Angezeigter Text -
⁂
YOANI SÁNCHEZ POLITIK VON UNTEN
: So fern von Kairo, so nah

Die Gesichter des Tahrir-Platzes erinnern uns an Kubas überfällige Rebellion. Aber auf die Straße gehen? Soweit ist es noch nicht

Die Szene dauerte nur ein paar Sekunden: auf dem Bildschirm ein kurzes Aufblitzen, das sich uns in die Netzhaut brannte. Tausende Menschen, die in den Straßen von Kairo demonstrierten. Ein kubanischer Nachrichtensprecher erklärte, die Krise des Kapitalismus habe die Unzufriedenheit in Ägypten eskalieren lassen, die sozialen Ungerechtigkeiten hätten die Menschen gegen ihre Regierung aufgebracht. Dass da eine Ära von dreißig Jahren in nur einer Woche zu Ende ging, ausgerechnet in Ägypten, wo sich Geschichte in Jahrtausenden misst – das erwähnte er kaum.

Wir mussten sofort daran denken, dass auch in unserem Land ein Autoritarismus von fünf Jahrzehnten sein Haltbarkeitsdatum überschritten hat. Vielleicht um uns gar nicht erst auf diesen Vergleich zu bringen, verbreiten die staatlichen Medien die Nachrichten aus Nordafrika nur sehr vorsichtig. Sie geben die Ereignisse löffelchenweise wieder, ohne die Motive zu betonen, die ein Volk dazu bringen könnten, der langjährigen Herrschaft eines über 82-Jährigen ein Ende zu setzen.
⁂
Datenliste -
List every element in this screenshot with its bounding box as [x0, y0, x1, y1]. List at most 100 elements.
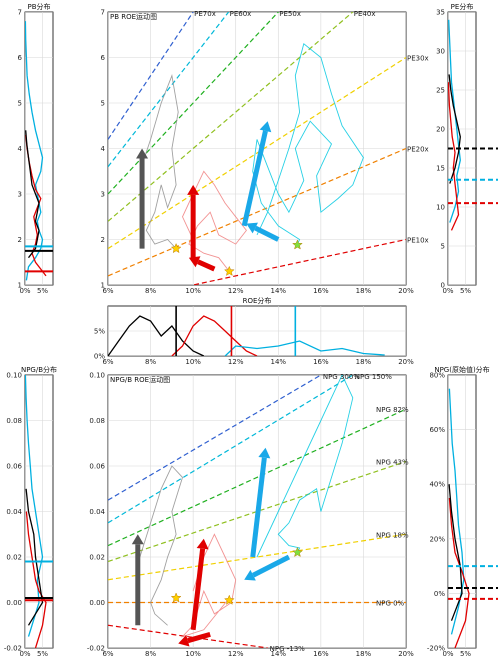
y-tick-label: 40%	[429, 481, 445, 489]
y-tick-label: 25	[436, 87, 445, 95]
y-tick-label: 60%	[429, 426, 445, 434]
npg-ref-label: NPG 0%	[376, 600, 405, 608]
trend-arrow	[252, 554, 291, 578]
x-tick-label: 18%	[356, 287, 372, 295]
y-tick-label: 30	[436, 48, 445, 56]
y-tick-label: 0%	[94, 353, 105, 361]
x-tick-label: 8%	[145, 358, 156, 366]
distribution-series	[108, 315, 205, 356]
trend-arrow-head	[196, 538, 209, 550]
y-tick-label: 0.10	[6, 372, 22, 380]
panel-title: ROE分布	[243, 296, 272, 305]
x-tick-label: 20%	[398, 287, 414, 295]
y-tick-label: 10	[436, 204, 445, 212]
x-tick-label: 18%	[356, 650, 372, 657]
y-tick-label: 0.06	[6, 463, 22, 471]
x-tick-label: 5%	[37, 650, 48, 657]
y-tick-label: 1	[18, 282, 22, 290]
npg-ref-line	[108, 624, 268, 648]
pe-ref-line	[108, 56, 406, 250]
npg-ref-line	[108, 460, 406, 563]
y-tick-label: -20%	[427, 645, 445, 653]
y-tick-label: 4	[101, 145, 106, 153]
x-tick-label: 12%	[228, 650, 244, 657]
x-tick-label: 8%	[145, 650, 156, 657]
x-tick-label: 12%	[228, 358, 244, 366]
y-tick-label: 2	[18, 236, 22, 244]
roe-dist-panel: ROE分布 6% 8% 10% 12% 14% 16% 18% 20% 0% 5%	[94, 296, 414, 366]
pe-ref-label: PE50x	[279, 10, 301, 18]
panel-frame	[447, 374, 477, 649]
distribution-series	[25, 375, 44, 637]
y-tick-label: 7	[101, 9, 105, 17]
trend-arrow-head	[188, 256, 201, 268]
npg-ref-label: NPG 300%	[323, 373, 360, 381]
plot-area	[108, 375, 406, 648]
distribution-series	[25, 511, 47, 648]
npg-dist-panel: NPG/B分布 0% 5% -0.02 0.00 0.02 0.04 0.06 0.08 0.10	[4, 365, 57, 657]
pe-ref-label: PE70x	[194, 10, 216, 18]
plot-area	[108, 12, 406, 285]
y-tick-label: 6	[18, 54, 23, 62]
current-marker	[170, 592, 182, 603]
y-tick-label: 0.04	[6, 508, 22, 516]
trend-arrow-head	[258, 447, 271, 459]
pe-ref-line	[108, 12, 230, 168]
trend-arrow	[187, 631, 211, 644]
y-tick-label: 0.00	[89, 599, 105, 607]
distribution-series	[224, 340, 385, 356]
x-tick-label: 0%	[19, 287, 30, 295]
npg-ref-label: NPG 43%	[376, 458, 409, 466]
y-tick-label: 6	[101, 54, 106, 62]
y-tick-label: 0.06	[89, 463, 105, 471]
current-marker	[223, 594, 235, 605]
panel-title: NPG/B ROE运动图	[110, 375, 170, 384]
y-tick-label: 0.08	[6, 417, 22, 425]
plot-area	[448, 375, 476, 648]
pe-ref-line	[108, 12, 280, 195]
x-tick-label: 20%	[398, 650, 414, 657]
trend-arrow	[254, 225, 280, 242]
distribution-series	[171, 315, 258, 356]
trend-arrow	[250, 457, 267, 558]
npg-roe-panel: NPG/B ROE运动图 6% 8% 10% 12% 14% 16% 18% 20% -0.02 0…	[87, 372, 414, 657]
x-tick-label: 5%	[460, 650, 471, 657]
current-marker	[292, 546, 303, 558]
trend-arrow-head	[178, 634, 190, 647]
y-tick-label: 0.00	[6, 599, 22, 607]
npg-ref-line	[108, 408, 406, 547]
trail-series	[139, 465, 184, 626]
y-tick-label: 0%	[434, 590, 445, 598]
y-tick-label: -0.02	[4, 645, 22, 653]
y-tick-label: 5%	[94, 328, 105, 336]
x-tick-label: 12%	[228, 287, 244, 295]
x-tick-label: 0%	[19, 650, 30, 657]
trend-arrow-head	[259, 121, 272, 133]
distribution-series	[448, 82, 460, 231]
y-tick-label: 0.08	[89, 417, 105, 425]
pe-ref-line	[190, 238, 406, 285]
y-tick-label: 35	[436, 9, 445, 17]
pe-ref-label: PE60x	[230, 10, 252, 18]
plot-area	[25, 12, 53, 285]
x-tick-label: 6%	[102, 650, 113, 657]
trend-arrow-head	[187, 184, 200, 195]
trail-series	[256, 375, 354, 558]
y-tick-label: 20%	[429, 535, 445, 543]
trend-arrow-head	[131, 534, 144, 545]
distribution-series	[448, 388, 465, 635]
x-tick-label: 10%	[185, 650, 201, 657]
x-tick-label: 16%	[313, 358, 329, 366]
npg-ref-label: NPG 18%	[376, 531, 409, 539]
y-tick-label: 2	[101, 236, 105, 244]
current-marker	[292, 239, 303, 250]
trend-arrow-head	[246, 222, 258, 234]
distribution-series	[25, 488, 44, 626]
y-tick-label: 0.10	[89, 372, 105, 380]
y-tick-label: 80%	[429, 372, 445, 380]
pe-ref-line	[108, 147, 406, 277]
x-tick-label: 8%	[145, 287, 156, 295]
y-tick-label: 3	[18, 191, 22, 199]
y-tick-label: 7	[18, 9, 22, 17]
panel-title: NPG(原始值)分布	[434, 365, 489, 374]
⁂
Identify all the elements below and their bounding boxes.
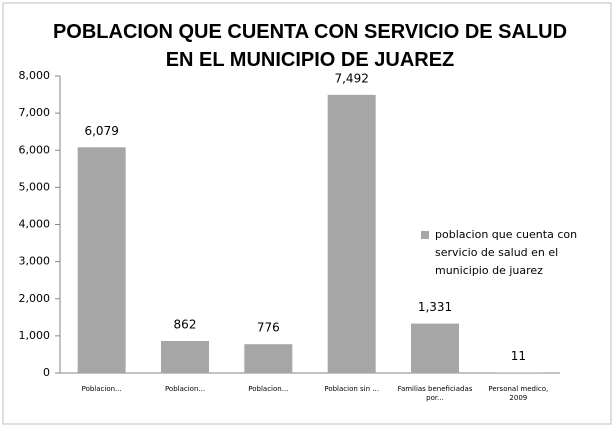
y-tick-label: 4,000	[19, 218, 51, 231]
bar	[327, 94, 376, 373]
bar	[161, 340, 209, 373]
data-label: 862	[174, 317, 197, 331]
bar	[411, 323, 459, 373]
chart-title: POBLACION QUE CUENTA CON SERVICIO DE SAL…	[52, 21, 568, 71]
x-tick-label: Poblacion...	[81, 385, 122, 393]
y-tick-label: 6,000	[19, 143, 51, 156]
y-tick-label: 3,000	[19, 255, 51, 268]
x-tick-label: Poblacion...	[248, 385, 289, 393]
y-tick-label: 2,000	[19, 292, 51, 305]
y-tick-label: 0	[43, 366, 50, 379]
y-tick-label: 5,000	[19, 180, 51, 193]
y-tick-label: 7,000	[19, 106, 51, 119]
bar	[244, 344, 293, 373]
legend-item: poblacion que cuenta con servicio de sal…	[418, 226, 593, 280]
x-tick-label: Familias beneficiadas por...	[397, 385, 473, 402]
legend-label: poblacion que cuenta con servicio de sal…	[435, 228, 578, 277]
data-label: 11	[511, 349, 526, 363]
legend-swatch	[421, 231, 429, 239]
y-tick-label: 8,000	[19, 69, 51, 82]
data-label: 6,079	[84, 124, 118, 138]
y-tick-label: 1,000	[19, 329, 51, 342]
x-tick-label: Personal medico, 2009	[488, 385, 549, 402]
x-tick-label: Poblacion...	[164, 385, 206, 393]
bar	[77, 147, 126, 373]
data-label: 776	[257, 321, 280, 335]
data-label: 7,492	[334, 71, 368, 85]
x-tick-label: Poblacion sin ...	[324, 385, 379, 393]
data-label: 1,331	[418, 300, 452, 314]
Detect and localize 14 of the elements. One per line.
⁂
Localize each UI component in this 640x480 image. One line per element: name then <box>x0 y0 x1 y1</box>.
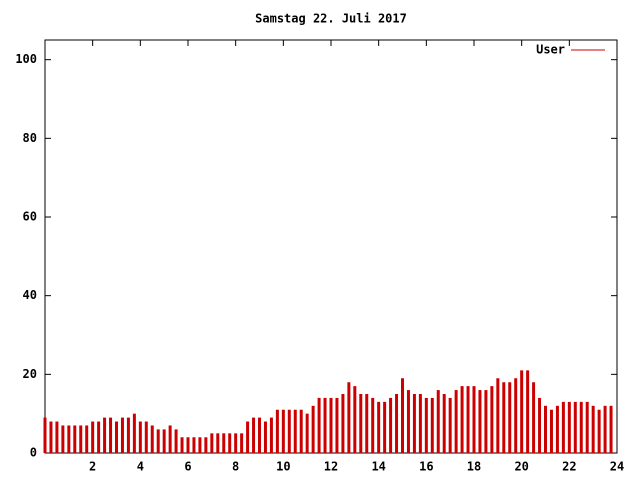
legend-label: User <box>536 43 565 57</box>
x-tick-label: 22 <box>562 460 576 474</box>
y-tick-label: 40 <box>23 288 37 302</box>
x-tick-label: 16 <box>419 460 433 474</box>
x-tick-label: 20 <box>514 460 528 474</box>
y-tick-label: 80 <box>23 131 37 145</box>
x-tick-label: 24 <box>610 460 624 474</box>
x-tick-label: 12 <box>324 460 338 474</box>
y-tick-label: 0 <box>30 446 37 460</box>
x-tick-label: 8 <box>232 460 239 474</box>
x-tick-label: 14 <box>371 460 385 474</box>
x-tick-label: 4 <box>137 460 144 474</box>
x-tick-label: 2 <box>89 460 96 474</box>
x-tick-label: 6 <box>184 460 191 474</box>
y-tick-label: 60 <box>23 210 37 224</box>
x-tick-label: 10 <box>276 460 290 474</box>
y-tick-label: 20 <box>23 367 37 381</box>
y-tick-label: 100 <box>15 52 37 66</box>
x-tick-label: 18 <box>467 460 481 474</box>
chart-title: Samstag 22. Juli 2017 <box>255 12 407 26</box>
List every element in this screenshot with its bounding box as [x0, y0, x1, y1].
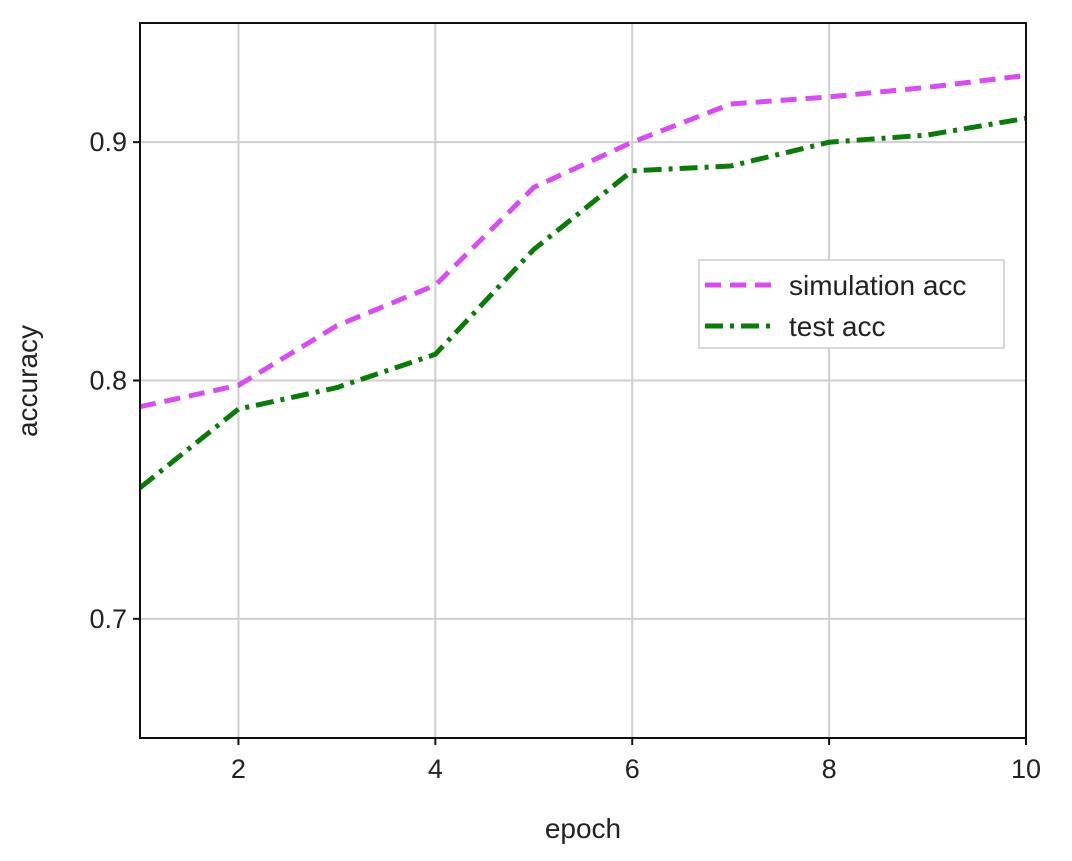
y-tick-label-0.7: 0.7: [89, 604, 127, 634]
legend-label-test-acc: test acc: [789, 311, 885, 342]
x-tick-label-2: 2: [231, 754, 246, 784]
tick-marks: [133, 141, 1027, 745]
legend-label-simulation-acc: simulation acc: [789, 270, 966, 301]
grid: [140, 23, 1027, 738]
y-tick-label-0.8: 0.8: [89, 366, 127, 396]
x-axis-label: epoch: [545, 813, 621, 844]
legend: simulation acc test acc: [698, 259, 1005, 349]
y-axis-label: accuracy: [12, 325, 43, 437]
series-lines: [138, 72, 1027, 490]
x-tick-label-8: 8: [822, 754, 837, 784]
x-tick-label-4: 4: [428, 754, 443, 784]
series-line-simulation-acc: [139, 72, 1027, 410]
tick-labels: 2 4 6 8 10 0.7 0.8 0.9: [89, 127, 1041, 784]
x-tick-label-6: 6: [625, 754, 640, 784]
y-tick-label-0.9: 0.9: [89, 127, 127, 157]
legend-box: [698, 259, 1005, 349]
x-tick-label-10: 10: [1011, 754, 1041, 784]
⁂
Gestellte Aufgaben -
**a.** Zitieren Sie bitte aus dem Text über Kairo und Kuba alles von „Die Gesichter des“ bis hinunter zu „erwähnte er kaum.“.
**b.** Nennen Sie alle geografischen Eigennamen, die im Text über Kairo und Kuba vorkommen, jeden einmal und in der Grundform.

Vollständige Antworten -
**a.**
Die Gesichter des Tahrir-Platzes erinnern uns an Kubas überfällige Rebellion. Aber auf die Straße gehen? Soweit ist es noch nicht

Die Szene dauerte nur ein paar Sekunden: auf dem Bildschirm ein kurzes Aufblitzen, das sich uns in die Netzhaut brannte. Tausende Menschen, die in den Straßen von Kairo demonstrierten. Ein kubanischer Nachrichtensprecher erklärte, die Krise des Kapitalismus habe die Unzufriedenheit in Ägypten eskalieren lassen, die sozialen Ungerechtigkeiten hätten die Menschen gegen ihre Regierung aufgebracht. Dass da eine Ära von dreißig Jahren in nur einer Woche zu Ende ging, ausgerechnet in Ägypten, wo sich Geschichte in Jahrtausenden misst – das erwähnte er kaum.

**b.** Kairo, Tahrir-Platz, Kuba, Ägypten, Nordafrika